══ ENTRIES
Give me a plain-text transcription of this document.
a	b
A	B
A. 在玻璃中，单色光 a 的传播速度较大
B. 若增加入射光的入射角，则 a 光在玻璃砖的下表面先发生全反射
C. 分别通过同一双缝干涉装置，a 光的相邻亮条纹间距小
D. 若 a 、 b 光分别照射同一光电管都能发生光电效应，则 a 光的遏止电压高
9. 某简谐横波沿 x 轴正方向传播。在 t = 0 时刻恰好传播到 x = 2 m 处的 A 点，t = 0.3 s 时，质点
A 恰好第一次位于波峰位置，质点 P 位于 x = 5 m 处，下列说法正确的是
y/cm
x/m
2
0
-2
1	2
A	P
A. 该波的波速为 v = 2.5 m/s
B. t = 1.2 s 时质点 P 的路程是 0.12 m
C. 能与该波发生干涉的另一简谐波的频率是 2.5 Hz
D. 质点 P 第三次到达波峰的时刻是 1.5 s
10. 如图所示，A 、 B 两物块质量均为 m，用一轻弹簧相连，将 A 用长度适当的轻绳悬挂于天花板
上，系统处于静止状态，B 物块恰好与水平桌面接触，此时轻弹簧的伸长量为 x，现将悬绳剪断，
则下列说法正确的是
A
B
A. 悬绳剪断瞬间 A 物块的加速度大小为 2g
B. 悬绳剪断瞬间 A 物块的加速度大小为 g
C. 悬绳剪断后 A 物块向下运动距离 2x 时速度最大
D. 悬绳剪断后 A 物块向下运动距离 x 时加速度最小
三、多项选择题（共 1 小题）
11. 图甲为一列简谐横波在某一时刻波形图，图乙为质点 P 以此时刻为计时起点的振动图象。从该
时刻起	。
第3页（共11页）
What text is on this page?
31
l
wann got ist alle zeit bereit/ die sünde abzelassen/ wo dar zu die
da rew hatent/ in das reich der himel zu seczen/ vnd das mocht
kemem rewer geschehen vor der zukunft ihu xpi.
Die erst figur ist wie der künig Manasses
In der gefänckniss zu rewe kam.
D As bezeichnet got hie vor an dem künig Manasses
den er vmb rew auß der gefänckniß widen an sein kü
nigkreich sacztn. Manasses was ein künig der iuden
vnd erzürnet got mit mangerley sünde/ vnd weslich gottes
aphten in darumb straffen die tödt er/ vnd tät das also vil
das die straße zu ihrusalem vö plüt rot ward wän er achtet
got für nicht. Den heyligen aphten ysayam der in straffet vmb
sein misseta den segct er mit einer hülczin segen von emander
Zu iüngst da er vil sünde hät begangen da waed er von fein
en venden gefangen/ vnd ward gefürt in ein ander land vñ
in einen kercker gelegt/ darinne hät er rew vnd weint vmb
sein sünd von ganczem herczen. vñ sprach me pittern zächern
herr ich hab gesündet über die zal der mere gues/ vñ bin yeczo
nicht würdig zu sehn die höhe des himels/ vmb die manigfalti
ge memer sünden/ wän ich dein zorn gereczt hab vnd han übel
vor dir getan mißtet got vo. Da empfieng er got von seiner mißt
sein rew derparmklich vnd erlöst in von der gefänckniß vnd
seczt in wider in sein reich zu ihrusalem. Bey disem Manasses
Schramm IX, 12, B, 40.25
════
**EXERCISE**
Quote the data above in full, changing nothing.

**FULL RESPONSE**
Give me a plain-text transcription of this document.
a	b
A	B
A. 在玻璃中，单色光 a 的传播速度较大
B. 若增加入射光的入射角，则 a 光在玻璃砖的下表面先发生全反射
C. 分别通过同一双缝干涉装置，a 光的相邻亮条纹间距小
D. 若 a 、 b 光分别照射同一光电管都能发生光电效应，则 a 光的遏止电压高
9. 某简谐横波沿 x 轴正方向传播。在 t = 0 时刻恰好传播到 x = 2 m 处的 A 点，t = 0.3 s 时，质点
A 恰好第一次位于波峰位置，质点 P 位于 x = 5 m 处，下列说法正确的是
y/cm
x/m
2
0
-2
1	2
A	P
A. 该波的波速为 v = 2.5 m/s
B. t = 1.2 s 时质点 P 的路程是 0.12 m
C. 能与该波发生干涉的另一简谐波的频率是 2.5 Hz
D. 质点 P 第三次到达波峰的时刻是 1.5 s
10. 如图所示，A 、 B 两物块质量均为 m，用一轻弹簧相连，将 A 用长度适当的轻绳悬挂于天花板
上，系统处于静止状态，B 物块恰好与水平桌面接触，此时轻弹簧的伸长量为 x，现将悬绳剪断，
则下列说法正确的是
A
B
A. 悬绳剪断瞬间 A 物块的加速度大小为 2g
B. 悬绳剪断瞬间 A 物块的加速度大小为 g
C. 悬绳剪断后 A 物块向下运动距离 2x 时速度最大
D. 悬绳剪断后 A 物块向下运动距离 x 时加速度最小
三、多项选择题（共 1 小题）
11. 图甲为一列简谐横波在某一时刻波形图，图乙为质点 P 以此时刻为计时起点的振动图象。从该
时刻起	。
第3页（共11页）
What text is on this page?
31
l
wann got ist alle zeit bereit/ die sünde abzelassen/ wo dar zu die
da rew hatent/ in das reich der himel zu seczen/ vnd das mocht
kemem rewer geschehen vor der zukunft ihu xpi.
Die erst figur ist wie der künig Manasses
In der gefänckniss zu rewe kam.
D As bezeichnet got hie vor an dem künig Manasses
den er vmb rew auß der gefänckniß widen an sein kü
nigkreich sacztn. Manasses was ein künig der iuden
vnd erzürnet got mit mangerley sünde/ vnd weslich gottes
aphten in darumb straffen die tödt er/ vnd tät das also vil
das die straße zu ihrusalem vö plüt rot ward wän er achtet
got für nicht. Den heyligen aphten ysayam der in straffet vmb
sein misseta den segct er mit einer hülczin segen von emander
Zu iüngst da er vil sünde hät begangen da waed er von fein
en venden gefangen/ vnd ward gefürt in ein ander land vñ
in einen kercker gelegt/ darinne hät er rew vnd weint vmb
sein sünd von ganczem herczen. vñ sprach me pittern zächern
herr ich hab gesündet über die zal der mere gues/ vñ bin yeczo
nicht würdig zu sehn die höhe des himels/ vmb die manigfalti
ge memer sünden/ wän ich dein zorn gereczt hab vnd han übel
vor dir getan mißtet got vo. Da empfieng er got von seiner mißt
sein rew derparmklich vnd erlöst in von der gefänckniß vnd
seczt in wider in sein reich zu ihrusalem. Bey disem Manasses
Schramm IX, 12, B, 40.25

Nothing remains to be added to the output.